> _Exercise prompt_
Please repeat the data in full, character for character.

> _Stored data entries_

########################################

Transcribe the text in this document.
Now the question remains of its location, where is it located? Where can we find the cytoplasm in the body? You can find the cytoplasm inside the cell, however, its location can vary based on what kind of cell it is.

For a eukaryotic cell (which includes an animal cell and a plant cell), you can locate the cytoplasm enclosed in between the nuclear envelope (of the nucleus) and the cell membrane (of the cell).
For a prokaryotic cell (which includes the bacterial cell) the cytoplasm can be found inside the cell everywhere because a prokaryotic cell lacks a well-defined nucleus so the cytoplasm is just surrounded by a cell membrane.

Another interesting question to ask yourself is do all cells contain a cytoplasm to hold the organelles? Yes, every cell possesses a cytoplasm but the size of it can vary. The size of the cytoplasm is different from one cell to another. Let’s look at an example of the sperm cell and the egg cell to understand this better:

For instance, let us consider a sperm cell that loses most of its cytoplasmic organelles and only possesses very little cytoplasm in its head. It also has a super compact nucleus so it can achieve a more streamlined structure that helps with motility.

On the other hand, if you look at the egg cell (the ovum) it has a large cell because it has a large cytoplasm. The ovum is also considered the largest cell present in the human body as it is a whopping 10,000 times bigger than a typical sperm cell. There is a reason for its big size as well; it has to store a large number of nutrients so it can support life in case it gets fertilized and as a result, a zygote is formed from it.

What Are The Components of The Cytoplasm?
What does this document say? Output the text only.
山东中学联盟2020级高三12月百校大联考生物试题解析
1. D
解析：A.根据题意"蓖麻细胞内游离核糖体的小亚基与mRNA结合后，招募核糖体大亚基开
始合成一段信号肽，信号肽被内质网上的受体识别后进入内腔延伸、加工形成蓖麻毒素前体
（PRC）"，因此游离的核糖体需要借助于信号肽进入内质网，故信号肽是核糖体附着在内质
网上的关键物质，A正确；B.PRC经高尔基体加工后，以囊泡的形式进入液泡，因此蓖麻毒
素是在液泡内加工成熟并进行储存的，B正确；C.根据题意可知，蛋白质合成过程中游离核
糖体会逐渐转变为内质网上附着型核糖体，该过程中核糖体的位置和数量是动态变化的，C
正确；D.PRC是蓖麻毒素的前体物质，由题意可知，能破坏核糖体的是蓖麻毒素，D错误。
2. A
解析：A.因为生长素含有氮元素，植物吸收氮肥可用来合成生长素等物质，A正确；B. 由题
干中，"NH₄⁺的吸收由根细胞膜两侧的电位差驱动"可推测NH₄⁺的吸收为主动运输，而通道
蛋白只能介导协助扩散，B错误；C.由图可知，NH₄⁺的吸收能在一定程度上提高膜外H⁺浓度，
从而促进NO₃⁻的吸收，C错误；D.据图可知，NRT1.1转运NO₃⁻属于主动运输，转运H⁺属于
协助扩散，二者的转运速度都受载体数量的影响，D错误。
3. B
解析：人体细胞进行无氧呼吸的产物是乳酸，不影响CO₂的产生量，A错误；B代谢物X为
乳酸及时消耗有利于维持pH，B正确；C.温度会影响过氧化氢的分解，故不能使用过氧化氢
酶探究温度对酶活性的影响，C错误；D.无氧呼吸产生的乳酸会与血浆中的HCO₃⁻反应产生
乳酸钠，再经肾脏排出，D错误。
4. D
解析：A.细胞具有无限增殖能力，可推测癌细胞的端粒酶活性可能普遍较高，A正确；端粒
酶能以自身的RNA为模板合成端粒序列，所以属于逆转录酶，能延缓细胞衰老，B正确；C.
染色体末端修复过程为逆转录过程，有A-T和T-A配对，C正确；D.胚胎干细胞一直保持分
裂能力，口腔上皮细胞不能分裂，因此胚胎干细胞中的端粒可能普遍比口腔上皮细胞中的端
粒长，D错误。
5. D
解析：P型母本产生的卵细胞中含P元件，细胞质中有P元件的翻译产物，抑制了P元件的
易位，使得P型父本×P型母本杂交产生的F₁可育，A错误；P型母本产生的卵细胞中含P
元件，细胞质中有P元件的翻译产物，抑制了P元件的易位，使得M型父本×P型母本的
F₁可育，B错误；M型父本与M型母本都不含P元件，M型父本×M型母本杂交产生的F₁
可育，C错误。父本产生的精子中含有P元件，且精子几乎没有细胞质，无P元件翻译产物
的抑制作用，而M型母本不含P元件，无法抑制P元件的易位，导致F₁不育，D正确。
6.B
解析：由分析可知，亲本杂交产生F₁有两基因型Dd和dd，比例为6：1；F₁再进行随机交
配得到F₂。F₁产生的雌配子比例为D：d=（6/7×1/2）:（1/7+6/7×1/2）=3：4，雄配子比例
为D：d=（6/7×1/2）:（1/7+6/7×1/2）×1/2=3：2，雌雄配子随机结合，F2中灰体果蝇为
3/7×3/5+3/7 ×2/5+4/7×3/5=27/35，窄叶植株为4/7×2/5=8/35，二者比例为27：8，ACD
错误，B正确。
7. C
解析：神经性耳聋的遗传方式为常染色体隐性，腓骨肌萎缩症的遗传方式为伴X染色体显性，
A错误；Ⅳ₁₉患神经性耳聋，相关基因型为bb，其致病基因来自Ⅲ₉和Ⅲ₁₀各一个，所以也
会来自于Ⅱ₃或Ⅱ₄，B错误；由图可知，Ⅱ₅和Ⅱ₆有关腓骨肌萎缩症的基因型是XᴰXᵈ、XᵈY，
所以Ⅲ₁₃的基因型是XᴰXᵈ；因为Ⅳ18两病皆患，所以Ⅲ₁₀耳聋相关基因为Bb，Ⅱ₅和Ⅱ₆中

########################################

> _Written solution_
Transcribe the text in this document.
Now the question remains of its location, where is it located? Where can we find the cytoplasm in the body? You can find the cytoplasm inside the cell, however, its location can vary based on what kind of cell it is.

For a eukaryotic cell (which includes an animal cell and a plant cell), you can locate the cytoplasm enclosed in between the nuclear envelope (of the nucleus) and the cell membrane (of the cell).
For a prokaryotic cell (which includes the bacterial cell) the cytoplasm can be found inside the cell everywhere because a prokaryotic cell lacks a well-defined nucleus so the cytoplasm is just surrounded by a cell membrane.

Another interesting question to ask yourself is do all cells contain a cytoplasm to hold the organelles? Yes, every cell possesses a cytoplasm but the size of it can vary. The size of the cytoplasm is different from one cell to another. Let’s look at an example of the sperm cell and the egg cell to understand this better:

For instance, let us consider a sperm cell that loses most of its cytoplasmic organelles and only possesses very little cytoplasm in its head. It also has a super compact nucleus so it can achieve a more streamlined structure that helps with motility.

On the other hand, if you look at the egg cell (the ovum) it has a large cell because it has a large cytoplasm. The ovum is also considered the largest cell present in the human body as it is a whopping 10,000 times bigger than a typical sperm cell. There is a reason for its big size as well; it has to store a large number of nutrients so it can support life in case it gets fertilized and as a result, a zygote is formed from it.

What Are The Components of The Cytoplasm?
What does this document say? Output the text only.
山东中学联盟2020级高三12月百校大联考生物试题解析
1. D
解析：A.根据题意"蓖麻细胞内游离核糖体的小亚基与mRNA结合后，招募核糖体大亚基开
始合成一段信号肽，信号肽被内质网上的受体识别后进入内腔延伸、加工形成蓖麻毒素前体
（PRC）"，因此游离的核糖体需要借助于信号肽进入内质网，故信号肽是核糖体附着在内质
网上的关键物质，A正确；B.PRC经高尔基体加工后，以囊泡的形式进入液泡，因此蓖麻毒
素是在液泡内加工成熟并进行储存的，B正确；C.根据题意可知，蛋白质合成过程中游离核
糖体会逐渐转变为内质网上附着型核糖体，该过程中核糖体的位置和数量是动态变化的，C
正确；D.PRC是蓖麻毒素的前体物质，由题意可知，能破坏核糖体的是蓖麻毒素，D错误。
2. A
解析：A.因为生长素含有氮元素，植物吸收氮肥可用来合成生长素等物质，A正确；B. 由题
干中，"NH₄⁺的吸收由根细胞膜两侧的电位差驱动"可推测NH₄⁺的吸收为主动运输，而通道
蛋白只能介导协助扩散，B错误；C.由图可知，NH₄⁺的吸收能在一定程度上提高膜外H⁺浓度，
从而促进NO₃⁻的吸收，C错误；D.据图可知，NRT1.1转运NO₃⁻属于主动运输，转运H⁺属于
协助扩散，二者的转运速度都受载体数量的影响，D错误。
3. B
解析：人体细胞进行无氧呼吸的产物是乳酸，不影响CO₂的产生量，A错误；B代谢物X为
乳酸及时消耗有利于维持pH，B正确；C.温度会影响过氧化氢的分解，故不能使用过氧化氢
酶探究温度对酶活性的影响，C错误；D.无氧呼吸产生的乳酸会与血浆中的HCO₃⁻反应产生
乳酸钠，再经肾脏排出，D错误。
4. D
解析：A.细胞具有无限增殖能力，可推测癌细胞的端粒酶活性可能普遍较高，A正确；端粒
酶能以自身的RNA为模板合成端粒序列，所以属于逆转录酶，能延缓细胞衰老，B正确；C.
染色体末端修复过程为逆转录过程，有A-T和T-A配对，C正确；D.胚胎干细胞一直保持分
裂能力，口腔上皮细胞不能分裂，因此胚胎干细胞中的端粒可能普遍比口腔上皮细胞中的端
粒长，D错误。
5. D
解析：P型母本产生的卵细胞中含P元件，细胞质中有P元件的翻译产物，抑制了P元件的
易位，使得P型父本×P型母本杂交产生的F₁可育，A错误；P型母本产生的卵细胞中含P
元件，细胞质中有P元件的翻译产物，抑制了P元件的易位，使得M型父本×P型母本的
F₁可育，B错误；M型父本与M型母本都不含P元件，M型父本×M型母本杂交产生的F₁
可育，C错误。父本产生的精子中含有P元件，且精子几乎没有细胞质，无P元件翻译产物
的抑制作用，而M型母本不含P元件，无法抑制P元件的易位，导致F₁不育，D正确。
6.B
解析：由分析可知，亲本杂交产生F₁有两基因型Dd和dd，比例为6：1；F₁再进行随机交
配得到F₂。F₁产生的雌配子比例为D：d=（6/7×1/2）:（1/7+6/7×1/2）=3：4，雄配子比例
为D：d=（6/7×1/2）:（1/7+6/7×1/2）×1/2=3：2，雌雄配子随机结合，F2中灰体果蝇为
3/7×3/5+3/7 ×2/5+4/7×3/5=27/35，窄叶植株为4/7×2/5=8/35，二者比例为27：8，ACD
错误，B正确。
7. C
解析：神经性耳聋的遗传方式为常染色体隐性，腓骨肌萎缩症的遗传方式为伴X染色体显性，
A错误；Ⅳ₁₉患神经性耳聋，相关基因型为bb，其致病基因来自Ⅲ₉和Ⅲ₁₀各一个，所以也
会来自于Ⅱ₃或Ⅱ₄，B错误；由图可知，Ⅱ₅和Ⅱ₆有关腓骨肌萎缩症的基因型是XᴰXᵈ、XᵈY，
所以Ⅲ₁₃的基因型是XᴰXᵈ；因为Ⅳ18两病皆患，所以Ⅲ₁₀耳聋相关基因为Bb，Ⅱ₅和Ⅱ₆中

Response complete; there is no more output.